Content starts
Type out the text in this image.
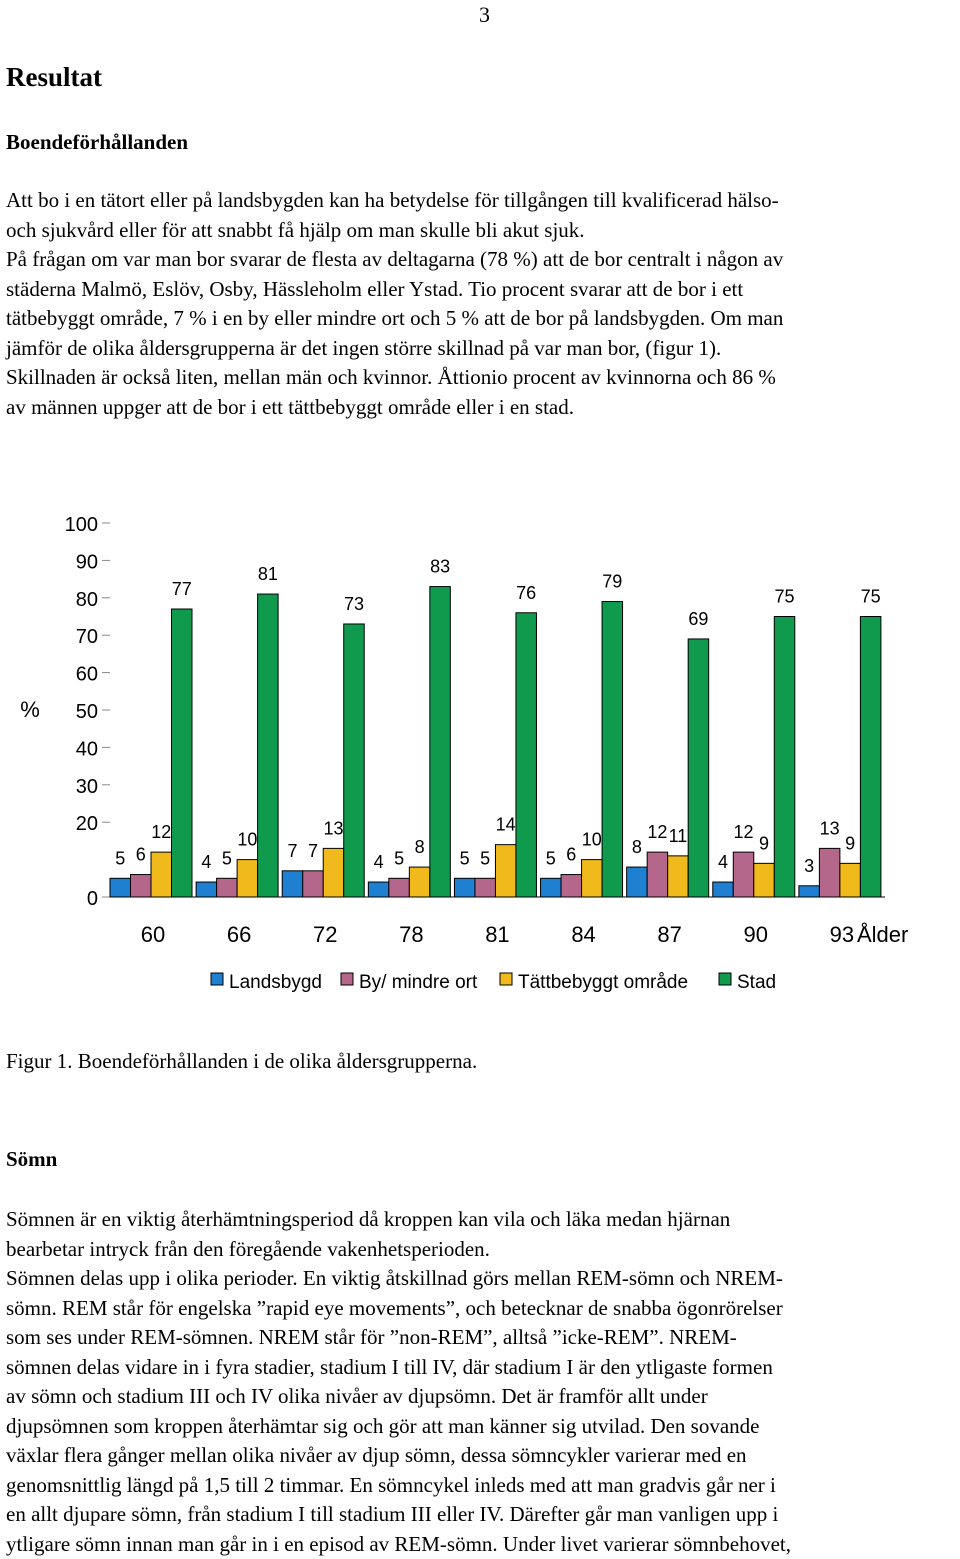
3
Resultat
Boendeförhållanden

Att bo i en tätort eller på landsbygden kan ha betydelse för tillgången till kvalificerad hälso-
och sjukvård eller för att snabbt få hjälp om man skulle bli akut sjuk.
På frågan om var man bor svarar de flesta av deltagarna (78 %) att de bor centralt i någon av
städerna Malmö, Eslöv, Osby, Hässleholm eller Ystad. Tio procent svarar att de bor i ett
tätbebyggt område, 7 % i en by eller mindre ort och 5 % att de bor på landsbygden. Om man
jämför de olika åldersgrupperna är det ingen större skillnad på var man bor, (figur 1).
Skillnaden är också liten, mellan män och kvinnor. Åttionio procent av kvinnorna och 86 %
av männen uppger att de bor i ett tättbebyggt område eller i en stad.

0
20
30
40
50
60
70
80
90
100
%
5 6
12
77
60
4 5
10
81
66
7 7
13
73
72
4 5
8
83
78
5 5
14
76
81
5 6
10
79
84
8
12 11
69
87
4
12
9
75
90
3
13
9
75
93 Ålder
Landsbygd By/ mindre ort Tättbebyggt område	Stad

Figur 1. Boendeförhållanden i de olika åldersgrupperna.

Sömn

Sömnen är en viktig återhämtningsperiod då kroppen kan vila och läka medan hjärnan
bearbetar intryck från den föregående vakenhetsperioden.
Sömnen delas upp i olika perioder. En viktig åtskillnad görs mellan REM-sömn och NREM-
sömn. REM står för engelska ”rapid eye movements”, och betecknar de snabba ögonrörelser
som ses under REM-sömnen. NREM står för ”non-REM”, alltså ”icke-REM”. NREM-
sömnen delas vidare in i fyra stadier, stadium I till IV, där stadium I är den ytligaste formen
av sömn och stadium III och IV olika nivåer av djupsömn. Det är framför allt under
djupsömnen som kroppen återhämtar sig och gör att man känner sig utvilad. Den sovande
växlar flera gånger mellan olika nivåer av djup sömn, dessa sömncykler varierar med en
genomsnittlig längd på 1,5 till 2 timmar. En sömncykel inleds med att man gradvis går ner i
en allt djupare sömn, från stadium I till stadium III eller IV. Därefter går man vanligen upp i
ytligare sömn innan man går in i en episod av REM-sömn. Under livet varierar sömnbehovet,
Content ends
Every record above should be duplicated precisely, with the images removed.

_ANSWER FOR THIS EXERCISE_:
Type out the text in this image.
3
Resultat
Boendeförhållanden

Att bo i en tätort eller på landsbygden kan ha betydelse för tillgången till kvalificerad hälso-
och sjukvård eller för att snabbt få hjälp om man skulle bli akut sjuk.
På frågan om var man bor svarar de flesta av deltagarna (78 %) att de bor centralt i någon av
städerna Malmö, Eslöv, Osby, Hässleholm eller Ystad. Tio procent svarar att de bor i ett
tätbebyggt område, 7 % i en by eller mindre ort och 5 % att de bor på landsbygden. Om man
jämför de olika åldersgrupperna är det ingen större skillnad på var man bor, (figur 1).
Skillnaden är också liten, mellan män och kvinnor. Åttionio procent av kvinnorna och 86 %
av männen uppger att de bor i ett tättbebyggt område eller i en stad.

0
20
30
40
50
60
70
80
90
100
%
5 6
12
77
60
4 5
10
81
66
7 7
13
73
72
4 5
8
83
78
5 5
14
76
81
5 6
10
79
84
8
12 11
69
87
4
12
9
75
90
3
13
9
75
93 Ålder
Landsbygd By/ mindre ort Tättbebyggt område	Stad

Figur 1. Boendeförhållanden i de olika åldersgrupperna.

Sömn

Sömnen är en viktig återhämtningsperiod då kroppen kan vila och läka medan hjärnan
bearbetar intryck från den föregående vakenhetsperioden.
Sömnen delas upp i olika perioder. En viktig åtskillnad görs mellan REM-sömn och NREM-
sömn. REM står för engelska ”rapid eye movements”, och betecknar de snabba ögonrörelser
som ses under REM-sömnen. NREM står för ”non-REM”, alltså ”icke-REM”. NREM-
sömnen delas vidare in i fyra stadier, stadium I till IV, där stadium I är den ytligaste formen
av sömn och stadium III och IV olika nivåer av djupsömn. Det är framför allt under
djupsömnen som kroppen återhämtar sig och gör att man känner sig utvilad. Den sovande
växlar flera gånger mellan olika nivåer av djup sömn, dessa sömncykler varierar med en
genomsnittlig längd på 1,5 till 2 timmar. En sömncykel inleds med att man gradvis går ner i
en allt djupare sömn, från stadium I till stadium III eller IV. Därefter går man vanligen upp i
ytligare sömn innan man går in i en episod av REM-sömn. Under livet varierar sömnbehovet,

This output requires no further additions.